§ What you should do
Search the records below for the word "流域下水道事務所". Pull out each line that has it.

§ Records for the task

════

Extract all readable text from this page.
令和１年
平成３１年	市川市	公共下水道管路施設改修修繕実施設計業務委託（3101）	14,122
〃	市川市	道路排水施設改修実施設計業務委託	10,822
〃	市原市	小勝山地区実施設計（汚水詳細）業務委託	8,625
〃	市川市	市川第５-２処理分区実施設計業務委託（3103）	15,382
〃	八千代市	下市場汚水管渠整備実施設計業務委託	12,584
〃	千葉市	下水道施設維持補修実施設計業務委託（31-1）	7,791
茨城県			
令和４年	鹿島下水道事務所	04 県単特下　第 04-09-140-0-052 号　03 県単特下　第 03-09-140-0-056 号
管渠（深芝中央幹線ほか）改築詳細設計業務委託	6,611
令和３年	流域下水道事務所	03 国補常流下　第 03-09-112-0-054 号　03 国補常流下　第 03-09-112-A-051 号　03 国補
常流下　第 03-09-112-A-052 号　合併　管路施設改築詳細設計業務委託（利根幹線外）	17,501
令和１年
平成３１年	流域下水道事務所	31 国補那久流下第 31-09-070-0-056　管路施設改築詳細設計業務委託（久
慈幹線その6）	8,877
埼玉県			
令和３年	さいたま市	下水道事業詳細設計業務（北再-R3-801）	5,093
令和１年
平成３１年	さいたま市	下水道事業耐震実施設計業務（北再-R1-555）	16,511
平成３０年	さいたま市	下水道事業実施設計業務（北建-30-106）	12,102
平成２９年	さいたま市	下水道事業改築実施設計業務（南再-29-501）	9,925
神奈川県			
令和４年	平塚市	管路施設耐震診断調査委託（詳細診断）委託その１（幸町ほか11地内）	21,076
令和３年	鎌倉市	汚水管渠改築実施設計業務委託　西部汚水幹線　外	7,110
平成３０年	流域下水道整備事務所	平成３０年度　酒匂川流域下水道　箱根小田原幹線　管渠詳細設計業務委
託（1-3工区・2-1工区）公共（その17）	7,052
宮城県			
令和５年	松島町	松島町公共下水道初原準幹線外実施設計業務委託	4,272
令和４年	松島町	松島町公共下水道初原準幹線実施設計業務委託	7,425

════

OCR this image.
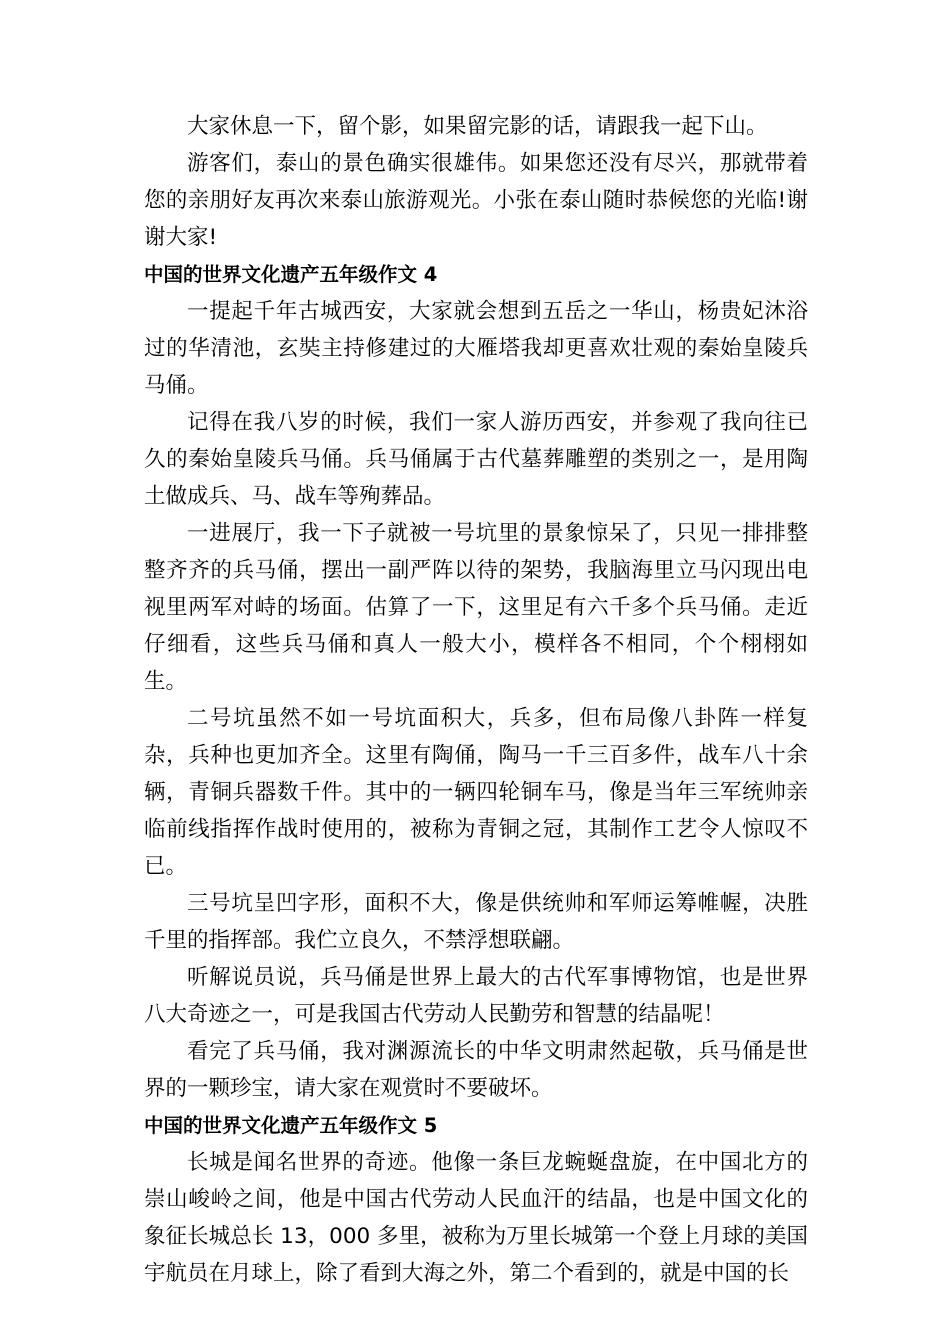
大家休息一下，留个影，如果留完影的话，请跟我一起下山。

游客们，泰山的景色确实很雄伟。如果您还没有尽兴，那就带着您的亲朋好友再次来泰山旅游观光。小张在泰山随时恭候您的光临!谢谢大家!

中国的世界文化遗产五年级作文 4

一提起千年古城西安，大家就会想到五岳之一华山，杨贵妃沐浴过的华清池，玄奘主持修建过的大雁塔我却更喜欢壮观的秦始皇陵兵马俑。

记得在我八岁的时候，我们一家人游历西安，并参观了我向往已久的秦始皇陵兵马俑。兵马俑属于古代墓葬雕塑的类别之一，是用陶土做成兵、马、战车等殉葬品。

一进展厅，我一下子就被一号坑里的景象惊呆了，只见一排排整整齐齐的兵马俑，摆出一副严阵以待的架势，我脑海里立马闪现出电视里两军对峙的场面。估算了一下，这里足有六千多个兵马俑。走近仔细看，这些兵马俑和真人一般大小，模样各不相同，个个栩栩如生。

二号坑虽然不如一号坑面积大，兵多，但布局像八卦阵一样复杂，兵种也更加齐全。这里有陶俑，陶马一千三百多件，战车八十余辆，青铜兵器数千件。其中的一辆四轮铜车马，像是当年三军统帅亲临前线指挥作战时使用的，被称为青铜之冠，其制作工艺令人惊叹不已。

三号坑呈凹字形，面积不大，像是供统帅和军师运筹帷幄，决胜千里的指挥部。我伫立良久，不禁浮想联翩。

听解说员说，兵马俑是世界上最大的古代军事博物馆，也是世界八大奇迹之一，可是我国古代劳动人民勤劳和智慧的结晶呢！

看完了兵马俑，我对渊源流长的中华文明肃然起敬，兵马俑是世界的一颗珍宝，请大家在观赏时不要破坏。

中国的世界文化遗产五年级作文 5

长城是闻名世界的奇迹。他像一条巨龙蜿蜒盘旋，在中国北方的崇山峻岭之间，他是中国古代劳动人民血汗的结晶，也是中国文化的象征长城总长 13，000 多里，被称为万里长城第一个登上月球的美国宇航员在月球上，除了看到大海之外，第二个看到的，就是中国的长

════

§ Solution to this task
令和３年	流域下水道事務所	03 国補常流下　第 03-09-112-0-054 号　03 国補常流下　第 03-09-112-A-051 号　03 国補
平成３１年	流域下水道事務所	31 国補那久流下第 31-09-070-0-056　管路施設改築詳細設計業務委託（久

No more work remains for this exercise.